--- START PROVIDED DATA ---

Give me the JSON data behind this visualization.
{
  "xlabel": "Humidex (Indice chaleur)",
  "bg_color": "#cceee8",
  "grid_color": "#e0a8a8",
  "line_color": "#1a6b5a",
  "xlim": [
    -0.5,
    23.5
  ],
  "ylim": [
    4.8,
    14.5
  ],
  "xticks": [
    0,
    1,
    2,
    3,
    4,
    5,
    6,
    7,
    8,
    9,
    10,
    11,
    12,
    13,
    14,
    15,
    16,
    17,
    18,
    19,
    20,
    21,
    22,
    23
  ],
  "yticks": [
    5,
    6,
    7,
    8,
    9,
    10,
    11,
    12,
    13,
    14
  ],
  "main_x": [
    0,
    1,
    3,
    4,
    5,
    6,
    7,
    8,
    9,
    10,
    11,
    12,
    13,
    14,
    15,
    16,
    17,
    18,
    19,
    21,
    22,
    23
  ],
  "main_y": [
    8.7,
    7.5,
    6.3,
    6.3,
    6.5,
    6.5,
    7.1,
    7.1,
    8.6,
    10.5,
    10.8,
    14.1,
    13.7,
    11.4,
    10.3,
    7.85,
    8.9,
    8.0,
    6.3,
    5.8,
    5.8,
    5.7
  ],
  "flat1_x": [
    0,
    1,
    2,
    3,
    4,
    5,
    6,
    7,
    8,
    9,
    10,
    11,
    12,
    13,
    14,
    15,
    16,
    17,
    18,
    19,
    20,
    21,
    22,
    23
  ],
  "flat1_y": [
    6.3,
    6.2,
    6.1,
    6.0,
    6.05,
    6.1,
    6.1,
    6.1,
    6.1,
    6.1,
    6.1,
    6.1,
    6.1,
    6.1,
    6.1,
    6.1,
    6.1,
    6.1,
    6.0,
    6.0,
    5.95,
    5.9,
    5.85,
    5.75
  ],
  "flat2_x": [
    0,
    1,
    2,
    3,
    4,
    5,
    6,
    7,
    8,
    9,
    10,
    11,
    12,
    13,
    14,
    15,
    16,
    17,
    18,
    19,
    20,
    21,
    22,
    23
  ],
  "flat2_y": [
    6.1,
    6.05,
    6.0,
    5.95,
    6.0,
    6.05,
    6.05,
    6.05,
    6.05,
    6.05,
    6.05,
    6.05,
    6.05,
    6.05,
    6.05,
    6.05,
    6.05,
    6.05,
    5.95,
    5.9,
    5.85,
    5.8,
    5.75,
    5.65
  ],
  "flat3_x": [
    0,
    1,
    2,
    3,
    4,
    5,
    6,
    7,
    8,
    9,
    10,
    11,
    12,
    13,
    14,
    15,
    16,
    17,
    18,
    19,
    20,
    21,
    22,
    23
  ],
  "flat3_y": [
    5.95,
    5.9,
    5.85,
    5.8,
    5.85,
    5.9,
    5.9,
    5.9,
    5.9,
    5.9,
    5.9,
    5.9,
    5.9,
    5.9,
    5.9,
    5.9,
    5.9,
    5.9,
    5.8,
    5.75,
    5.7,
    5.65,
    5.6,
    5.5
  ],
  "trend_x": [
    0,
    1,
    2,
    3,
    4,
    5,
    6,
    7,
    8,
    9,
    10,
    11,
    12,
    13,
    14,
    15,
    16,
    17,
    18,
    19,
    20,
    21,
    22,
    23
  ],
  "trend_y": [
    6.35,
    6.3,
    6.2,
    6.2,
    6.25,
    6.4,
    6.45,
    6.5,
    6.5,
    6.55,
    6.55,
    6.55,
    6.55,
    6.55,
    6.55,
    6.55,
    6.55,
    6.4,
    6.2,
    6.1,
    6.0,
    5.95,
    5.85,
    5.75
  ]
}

--- END PROVIDED DATA ---

WHAT THE EXERCISE ASKS ->
Copy down the whole of the data above, matching it exactly.

TASK RESULT ->
Give me the JSON data behind this visualization.
{
  "xlabel": "Humidex (Indice chaleur)",
  "bg_color": "#cceee8",
  "grid_color": "#e0a8a8",
  "line_color": "#1a6b5a",
  "xlim": [
    -0.5,
    23.5
  ],
  "ylim": [
    4.8,
    14.5
  ],
  "xticks": [
    0,
    1,
    2,
    3,
    4,
    5,
    6,
    7,
    8,
    9,
    10,
    11,
    12,
    13,
    14,
    15,
    16,
    17,
    18,
    19,
    20,
    21,
    22,
    23
  ],
  "yticks": [
    5,
    6,
    7,
    8,
    9,
    10,
    11,
    12,
    13,
    14
  ],
  "main_x": [
    0,
    1,
    3,
    4,
    5,
    6,
    7,
    8,
    9,
    10,
    11,
    12,
    13,
    14,
    15,
    16,
    17,
    18,
    19,
    21,
    22,
    23
  ],
  "main_y": [
    8.7,
    7.5,
    6.3,
    6.3,
    6.5,
    6.5,
    7.1,
    7.1,
    8.6,
    10.5,
    10.8,
    14.1,
    13.7,
    11.4,
    10.3,
    7.85,
    8.9,
    8.0,
    6.3,
    5.8,
    5.8,
    5.7
  ],
  "flat1_x": [
    0,
    1,
    2,
    3,
    4,
    5,
    6,
    7,
    8,
    9,
    10,
    11,
    12,
    13,
    14,
    15,
    16,
    17,
    18,
    19,
    20,
    21,
    22,
    23
  ],
  "flat1_y": [
    6.3,
    6.2,
    6.1,
    6.0,
    6.05,
    6.1,
    6.1,
    6.1,
    6.1,
    6.1,
    6.1,
    6.1,
    6.1,
    6.1,
    6.1,
    6.1,
    6.1,
    6.1,
    6.0,
    6.0,
    5.95,
    5.9,
    5.85,
    5.75
  ],
  "flat2_x": [
    0,
    1,
    2,
    3,
    4,
    5,
    6,
    7,
    8,
    9,
    10,
    11,
    12,
    13,
    14,
    15,
    16,
    17,
    18,
    19,
    20,
    21,
    22,
    23
  ],
  "flat2_y": [
    6.1,
    6.05,
    6.0,
    5.95,
    6.0,
    6.05,
    6.05,
    6.05,
    6.05,
    6.05,
    6.05,
    6.05,
    6.05,
    6.05,
    6.05,
    6.05,
    6.05,
    6.05,
    5.95,
    5.9,
    5.85,
    5.8,
    5.75,
    5.65
  ],
  "flat3_x": [
    0,
    1,
    2,
    3,
    4,
    5,
    6,
    7,
    8,
    9,
    10,
    11,
    12,
    13,
    14,
    15,
    16,
    17,
    18,
    19,
    20,
    21,
    22,
    23
  ],
  "flat3_y": [
    5.95,
    5.9,
    5.85,
    5.8,
    5.85,
    5.9,
    5.9,
    5.9,
    5.9,
    5.9,
    5.9,
    5.9,
    5.9,
    5.9,
    5.9,
    5.9,
    5.9,
    5.9,
    5.8,
    5.75,
    5.7,
    5.65,
    5.6,
    5.5
  ],
  "trend_x": [
    0,
    1,
    2,
    3,
    4,
    5,
    6,
    7,
    8,
    9,
    10,
    11,
    12,
    13,
    14,
    15,
    16,
    17,
    18,
    19,
    20,
    21,
    22,
    23
  ],
  "trend_y": [
    6.35,
    6.3,
    6.2,
    6.2,
    6.25,
    6.4,
    6.45,
    6.5,
    6.5,
    6.55,
    6.55,
    6.55,
    6.55,
    6.55,
    6.55,
    6.55,
    6.55,
    6.4,
    6.2,
    6.1,
    6.0,
    5.95,
    5.85,
    5.75
  ]
}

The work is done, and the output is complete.